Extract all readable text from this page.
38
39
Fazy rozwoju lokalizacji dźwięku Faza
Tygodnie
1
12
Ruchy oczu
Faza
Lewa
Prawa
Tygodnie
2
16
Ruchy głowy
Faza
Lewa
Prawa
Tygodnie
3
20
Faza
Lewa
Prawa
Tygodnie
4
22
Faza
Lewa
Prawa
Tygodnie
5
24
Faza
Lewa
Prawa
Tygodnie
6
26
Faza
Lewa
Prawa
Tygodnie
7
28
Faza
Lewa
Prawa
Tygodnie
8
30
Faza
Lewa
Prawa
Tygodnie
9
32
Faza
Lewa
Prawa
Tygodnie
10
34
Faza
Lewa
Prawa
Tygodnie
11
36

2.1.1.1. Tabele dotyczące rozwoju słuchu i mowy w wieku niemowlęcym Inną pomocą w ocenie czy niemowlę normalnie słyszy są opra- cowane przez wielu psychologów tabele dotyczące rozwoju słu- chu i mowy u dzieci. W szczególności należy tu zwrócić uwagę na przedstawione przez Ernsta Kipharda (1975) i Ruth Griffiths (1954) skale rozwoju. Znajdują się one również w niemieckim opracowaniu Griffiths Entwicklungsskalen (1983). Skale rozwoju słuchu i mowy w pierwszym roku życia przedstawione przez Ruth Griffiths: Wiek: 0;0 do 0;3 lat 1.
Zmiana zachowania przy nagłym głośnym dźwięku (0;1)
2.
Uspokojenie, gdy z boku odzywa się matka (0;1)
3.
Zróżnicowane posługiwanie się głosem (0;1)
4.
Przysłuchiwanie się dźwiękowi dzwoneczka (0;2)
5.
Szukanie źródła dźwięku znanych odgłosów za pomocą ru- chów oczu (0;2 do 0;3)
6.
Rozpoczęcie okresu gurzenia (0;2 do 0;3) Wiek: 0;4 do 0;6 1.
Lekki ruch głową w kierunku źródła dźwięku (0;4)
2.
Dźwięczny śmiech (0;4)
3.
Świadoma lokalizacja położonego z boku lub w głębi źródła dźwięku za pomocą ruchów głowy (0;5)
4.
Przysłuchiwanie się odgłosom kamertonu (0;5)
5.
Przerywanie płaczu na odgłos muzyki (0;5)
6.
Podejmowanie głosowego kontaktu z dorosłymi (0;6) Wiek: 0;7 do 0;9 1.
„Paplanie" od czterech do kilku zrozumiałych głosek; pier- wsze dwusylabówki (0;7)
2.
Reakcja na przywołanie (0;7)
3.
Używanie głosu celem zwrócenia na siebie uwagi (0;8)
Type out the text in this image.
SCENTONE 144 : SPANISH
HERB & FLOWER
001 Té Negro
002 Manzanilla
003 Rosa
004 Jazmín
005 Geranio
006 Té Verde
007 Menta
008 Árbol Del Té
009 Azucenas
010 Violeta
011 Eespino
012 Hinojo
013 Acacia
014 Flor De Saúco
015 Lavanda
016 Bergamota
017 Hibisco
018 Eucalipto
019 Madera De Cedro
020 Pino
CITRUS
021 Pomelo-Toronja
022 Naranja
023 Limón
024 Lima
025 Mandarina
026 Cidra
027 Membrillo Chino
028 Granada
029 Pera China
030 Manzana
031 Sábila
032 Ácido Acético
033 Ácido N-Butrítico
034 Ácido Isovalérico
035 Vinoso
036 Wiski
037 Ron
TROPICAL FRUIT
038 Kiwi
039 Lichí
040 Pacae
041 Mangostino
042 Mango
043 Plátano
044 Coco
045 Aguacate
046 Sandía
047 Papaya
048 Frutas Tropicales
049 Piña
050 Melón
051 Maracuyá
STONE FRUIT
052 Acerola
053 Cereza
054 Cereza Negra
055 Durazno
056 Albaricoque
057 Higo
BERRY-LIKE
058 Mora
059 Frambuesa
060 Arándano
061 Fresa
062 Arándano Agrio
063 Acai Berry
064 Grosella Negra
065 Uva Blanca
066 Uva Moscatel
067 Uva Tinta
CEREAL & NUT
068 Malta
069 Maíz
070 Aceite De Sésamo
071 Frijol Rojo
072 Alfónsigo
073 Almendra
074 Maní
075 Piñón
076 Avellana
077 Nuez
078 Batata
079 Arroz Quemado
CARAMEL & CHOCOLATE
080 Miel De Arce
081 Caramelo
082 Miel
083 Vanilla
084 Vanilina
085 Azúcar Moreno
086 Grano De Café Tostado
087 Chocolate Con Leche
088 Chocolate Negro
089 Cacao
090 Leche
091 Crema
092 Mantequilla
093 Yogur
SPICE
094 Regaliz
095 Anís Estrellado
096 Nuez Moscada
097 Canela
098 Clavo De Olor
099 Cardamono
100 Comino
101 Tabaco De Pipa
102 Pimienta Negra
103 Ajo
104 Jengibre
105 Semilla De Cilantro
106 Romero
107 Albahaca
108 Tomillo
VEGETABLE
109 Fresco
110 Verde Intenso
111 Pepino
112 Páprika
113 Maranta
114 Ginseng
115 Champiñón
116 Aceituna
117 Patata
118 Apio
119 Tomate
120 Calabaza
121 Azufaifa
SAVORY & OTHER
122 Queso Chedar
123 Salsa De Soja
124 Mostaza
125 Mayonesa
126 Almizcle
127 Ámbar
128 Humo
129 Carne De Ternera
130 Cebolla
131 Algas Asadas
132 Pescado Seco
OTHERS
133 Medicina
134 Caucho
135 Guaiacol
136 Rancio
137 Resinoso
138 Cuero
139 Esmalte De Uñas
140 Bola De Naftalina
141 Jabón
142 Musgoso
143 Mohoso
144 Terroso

◆ ◆ ◆ ◆

**WHAT THIS TASK INVOLVES:** Scan the listing above. Collect all lines with the word "rozwoju".

**EXERCISE RESULT:**
Fazy rozwoju lokalizacji dźwięku Faza
2.1.1.1. Tabele dotyczące rozwoju słuchu i mowy w wieku niemowlęcym Inną pomocą w ocenie czy niemowlę normalnie słyszy są opra- cowane przez wielu psychologów tabele dotyczące rozwoju słu- chu i mowy u dzieci. W szczególności należy tu zwrócić uwagę na przedstawione przez Ernsta Kipharda (1975) i Ruth Griffiths (1954) skale rozwoju. Znajdują się one również w niemieckim opracowaniu Griffiths Entwicklungsskalen (1983). Skale rozwoju słuchu i mowy w pierwszym roku życia przedstawione przez Ruth Griffiths: Wiek: 0;0 do 0;3 lat 1.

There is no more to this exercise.